# Start of Input

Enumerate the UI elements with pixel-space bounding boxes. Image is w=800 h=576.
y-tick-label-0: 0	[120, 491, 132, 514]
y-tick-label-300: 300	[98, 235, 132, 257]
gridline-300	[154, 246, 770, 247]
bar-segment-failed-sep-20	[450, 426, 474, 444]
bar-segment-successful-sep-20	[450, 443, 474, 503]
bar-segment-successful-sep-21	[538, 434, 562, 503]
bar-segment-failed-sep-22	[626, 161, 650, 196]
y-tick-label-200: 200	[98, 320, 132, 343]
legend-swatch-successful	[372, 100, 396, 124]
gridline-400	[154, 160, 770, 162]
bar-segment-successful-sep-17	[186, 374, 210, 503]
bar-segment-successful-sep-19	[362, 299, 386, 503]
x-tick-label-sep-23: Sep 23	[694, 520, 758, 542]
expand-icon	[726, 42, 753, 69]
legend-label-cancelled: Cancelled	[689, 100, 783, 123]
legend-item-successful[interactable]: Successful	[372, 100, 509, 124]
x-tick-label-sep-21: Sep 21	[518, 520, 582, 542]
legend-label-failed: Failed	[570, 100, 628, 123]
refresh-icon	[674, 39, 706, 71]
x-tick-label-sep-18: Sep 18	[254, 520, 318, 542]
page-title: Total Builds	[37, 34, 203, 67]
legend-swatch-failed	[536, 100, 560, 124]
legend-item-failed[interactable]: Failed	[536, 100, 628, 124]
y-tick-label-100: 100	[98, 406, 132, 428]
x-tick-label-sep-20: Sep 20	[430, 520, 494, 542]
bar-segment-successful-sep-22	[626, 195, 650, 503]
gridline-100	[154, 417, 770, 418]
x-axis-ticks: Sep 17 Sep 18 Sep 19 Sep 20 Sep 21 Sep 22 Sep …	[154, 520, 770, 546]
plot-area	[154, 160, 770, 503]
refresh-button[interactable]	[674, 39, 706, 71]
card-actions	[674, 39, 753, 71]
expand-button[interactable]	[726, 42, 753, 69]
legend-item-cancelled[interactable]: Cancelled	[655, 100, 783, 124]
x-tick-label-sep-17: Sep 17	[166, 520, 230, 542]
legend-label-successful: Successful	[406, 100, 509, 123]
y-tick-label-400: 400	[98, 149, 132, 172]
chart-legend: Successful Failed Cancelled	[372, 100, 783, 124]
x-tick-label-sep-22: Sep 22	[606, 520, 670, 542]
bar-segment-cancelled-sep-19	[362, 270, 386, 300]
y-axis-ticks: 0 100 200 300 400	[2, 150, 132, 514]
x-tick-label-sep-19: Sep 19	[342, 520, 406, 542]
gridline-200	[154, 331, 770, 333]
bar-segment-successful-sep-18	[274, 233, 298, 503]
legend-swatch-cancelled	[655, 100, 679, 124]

# End of Input

-- Given task --
Retype all of the data above line for line, with no changes.

-- Exercise response --
Enumerate the UI elements with pixel-space bounding boxes. Image is w=800 h=576.
y-tick-label-0: 0	[120, 491, 132, 514]
y-tick-label-300: 300	[98, 235, 132, 257]
gridline-300	[154, 246, 770, 247]
bar-segment-failed-sep-20	[450, 426, 474, 444]
bar-segment-successful-sep-20	[450, 443, 474, 503]
bar-segment-successful-sep-21	[538, 434, 562, 503]
bar-segment-failed-sep-22	[626, 161, 650, 196]
y-tick-label-200: 200	[98, 320, 132, 343]
legend-swatch-successful	[372, 100, 396, 124]
gridline-400	[154, 160, 770, 162]
bar-segment-successful-sep-17	[186, 374, 210, 503]
bar-segment-successful-sep-19	[362, 299, 386, 503]
x-tick-label-sep-23: Sep 23	[694, 520, 758, 542]
expand-icon	[726, 42, 753, 69]
legend-label-cancelled: Cancelled	[689, 100, 783, 123]
legend-item-successful[interactable]: Successful	[372, 100, 509, 124]
x-tick-label-sep-21: Sep 21	[518, 520, 582, 542]
legend-label-failed: Failed	[570, 100, 628, 123]
refresh-icon	[674, 39, 706, 71]
x-tick-label-sep-18: Sep 18	[254, 520, 318, 542]
page-title: Total Builds	[37, 34, 203, 67]
legend-swatch-failed	[536, 100, 560, 124]
legend-item-failed[interactable]: Failed	[536, 100, 628, 124]
y-tick-label-100: 100	[98, 406, 132, 428]
x-tick-label-sep-20: Sep 20	[430, 520, 494, 542]
bar-segment-successful-sep-22	[626, 195, 650, 503]
gridline-100	[154, 417, 770, 418]
x-axis-ticks: Sep 17 Sep 18 Sep 19 Sep 20 Sep 21 Sep 22 Sep …	[154, 520, 770, 546]
plot-area	[154, 160, 770, 503]
refresh-button[interactable]	[674, 39, 706, 71]
card-actions	[674, 39, 753, 71]
expand-button[interactable]	[726, 42, 753, 69]
legend-item-cancelled[interactable]: Cancelled	[655, 100, 783, 124]
x-tick-label-sep-17: Sep 17	[166, 520, 230, 542]
legend-label-successful: Successful	[406, 100, 509, 123]
y-tick-label-400: 400	[98, 149, 132, 172]
chart-legend: Successful Failed Cancelled	[372, 100, 783, 124]
x-tick-label-sep-22: Sep 22	[606, 520, 670, 542]
bar-segment-cancelled-sep-19	[362, 270, 386, 300]
y-axis-ticks: 0 100 200 300 400	[2, 150, 132, 514]
x-tick-label-sep-19: Sep 19	[342, 520, 406, 542]
gridline-200	[154, 331, 770, 333]
bar-segment-successful-sep-18	[274, 233, 298, 503]
legend-swatch-cancelled	[655, 100, 679, 124]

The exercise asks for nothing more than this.